▸ Problem to work on:
According to the S1 Corporation earnings release, how much cash and cash equivalents did the company hold as of March 31, 2011?

▸ Passage to read:
Revenue Increased 13% in the First Quarter of 2011 Compared to the First Quarter of 2010
Adjusted EBITDA Increased 82% in the First Quarter of 2011 Compared to the First Quarter of 2010
Raises Full Year 2011 Revenue and Adjusted EBITDA Guidance
NORCROSS, Ga., May 4, 2011 (GLOBE NEWSWIRE) --S1 Corporation (Nasdaq:SONE), a leading global provider of payments and financial services software solutions, today announced financial results for the first quarter ended March 31, 2011:
Financial Results and Operating Highlights
- Total revenue increased 13% to $57.8 million in the first quarter of 2011 compared with $51.2 million in the first quarter of 2010. This increase was due primarily to growth in Software licenses revenue across all segments, higher Professional services revenue in our Payments and Banking: Large FI segments, and higher Hosting revenue in our Banking: Community FI segment primarily due to the PM Systems acquisition in March 2010.
- U.S. GAAP net income was $0.7 million, or $0.01 per share, in the first quarter of 2011 compared with U.S. GAAP net loss of $1.1 million, or ($0.02) per share, in the first quarter of 2010. These figures include stock-based compensation expense of $0.8 million and $0.4 million in the first quarter of 2011 and 2010, respectively.
- Adjusted EBITDA increased 82% to $5.1 million in the first quarter of 2011 compared with $2.8 million in the first quarter of 2010. Adjusted EBITDA does not include stock-based compensation expense and is described below and reconciled to the most directly comparable financial measure calculated and presented in accordance with U.S. GAAP in Tables 4, 5, 6 and 7, provided below.
- Net cash provided by operating activities was $4.1 million in the quarter ended March 31, 2011 compared with $18.1 million in the quarter ended March 31, 2010. During the first quarter of 2011, the Company paid in full the note payable of $5.0 million related to the Company's corporate headquarters. The Company had cash and cash equivalents of $59.9 million as of March 31, 2011.

▸ Dataset extract:
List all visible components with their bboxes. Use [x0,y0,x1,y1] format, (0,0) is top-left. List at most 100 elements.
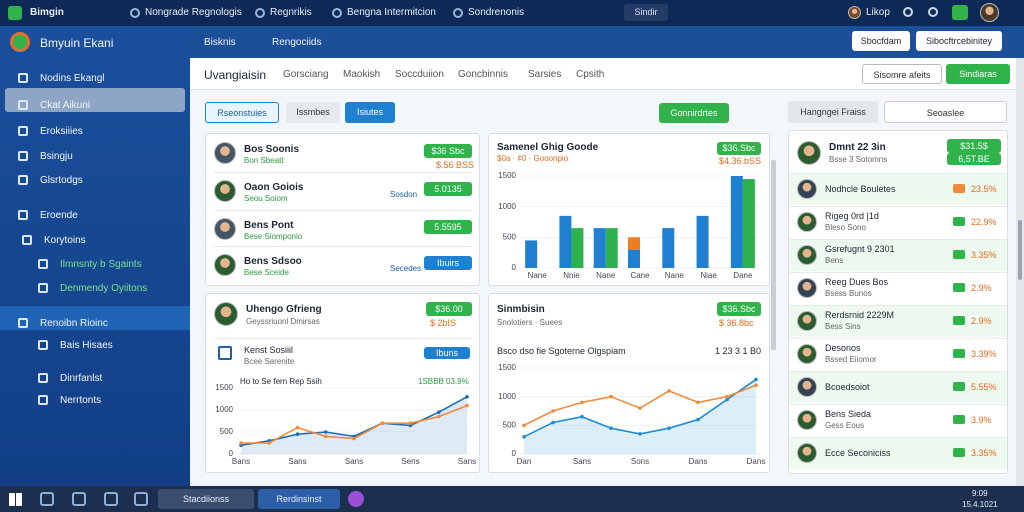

▸ Response for this exercise:
$59.9 million